[Extracted data entries]
==============================
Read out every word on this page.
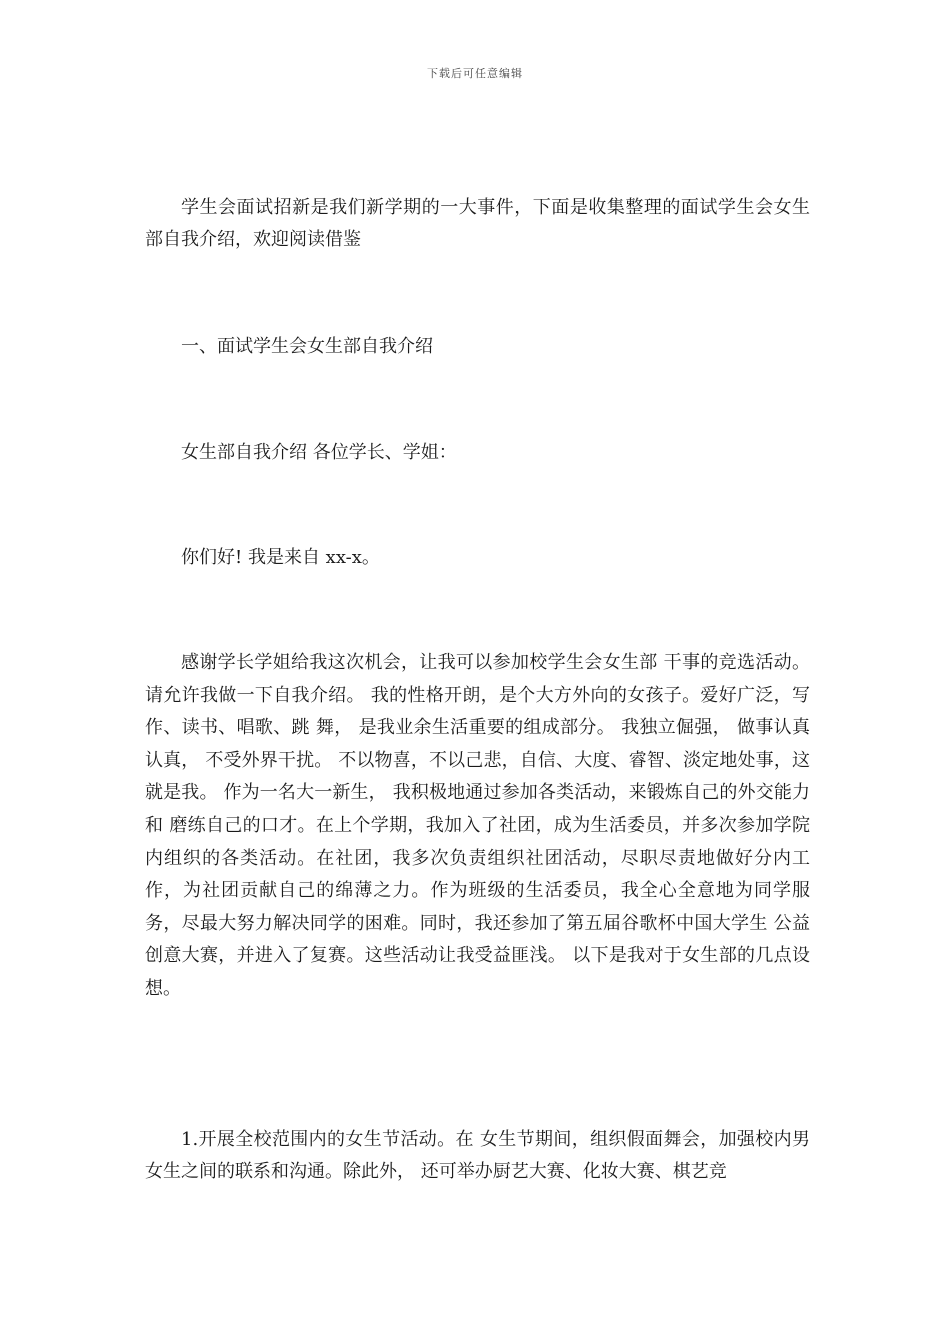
下载后可任意编辑

学生会面试招新是我们新学期的一大事件，下面是收集整理的面试学生会女生部自我介绍，欢迎阅读借鉴

一、面试学生会女生部自我介绍

女生部自我介绍 各位学长、学姐：

你们好! 我是来自 xx-x。

感谢学长学姐给我这次机会，让我可以参加校学生会女生部 干事的竞选活动。请允许我做一下自我介绍。 我的性格开朗，是个大方外向的女孩子。爱好广泛，写作、读书、唱歌、跳 舞， 是我业余生活重要的组成部分。 我独立倔强， 做事认真认真， 不受外界干扰。 不以物喜，不以己悲，自信、大度、睿智、淡定地处事，这就是我。 作为一名大一新生， 我积极地通过参加各类活动，来锻炼自己的外交能力和 磨练自己的口才。在上个学期，我加入了社团，成为生活委员，并多次参加学院 内组织的各类活动。在社团，我多次负责组织社团活动，尽职尽责地做好分内工 作，为社团贡献自己的绵薄之力。作为班级的生活委员，我全心全意地为同学服 务，尽最大努力解决同学的困难。同时，我还参加了第五届谷歌杯中国大学生 公益创意大赛，并进入了复赛。这些活动让我受益匪浅。 以下是我对于女生部的几点设想。

1.开展全校范围内的女生节活动。在 女生节期间，组织假面舞会，加强校内男女生之间的联系和沟通。除此外， 还可举办厨艺大赛、化妆大赛、棋艺竞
==============================
:: SHORT TASK ::
Leave the pictures out and output the rest of the listing exactly.

:: FINAL ANSWER ::
Read out every word on this page.
下载后可任意编辑

学生会面试招新是我们新学期的一大事件，下面是收集整理的面试学生会女生部自我介绍，欢迎阅读借鉴

一、面试学生会女生部自我介绍

女生部自我介绍 各位学长、学姐：

你们好! 我是来自 xx-x。

感谢学长学姐给我这次机会，让我可以参加校学生会女生部 干事的竞选活动。请允许我做一下自我介绍。 我的性格开朗，是个大方外向的女孩子。爱好广泛，写作、读书、唱歌、跳 舞， 是我业余生活重要的组成部分。 我独立倔强， 做事认真认真， 不受外界干扰。 不以物喜，不以己悲，自信、大度、睿智、淡定地处事，这就是我。 作为一名大一新生， 我积极地通过参加各类活动，来锻炼自己的外交能力和 磨练自己的口才。在上个学期，我加入了社团，成为生活委员，并多次参加学院 内组织的各类活动。在社团，我多次负责组织社团活动，尽职尽责地做好分内工 作，为社团贡献自己的绵薄之力。作为班级的生活委员，我全心全意地为同学服 务，尽最大努力解决同学的困难。同时，我还参加了第五届谷歌杯中国大学生 公益创意大赛，并进入了复赛。这些活动让我受益匪浅。 以下是我对于女生部的几点设想。

1.开展全校范围内的女生节活动。在 女生节期间，组织假面舞会，加强校内男女生之间的联系和沟通。除此外， 还可举办厨艺大赛、化妆大赛、棋艺竞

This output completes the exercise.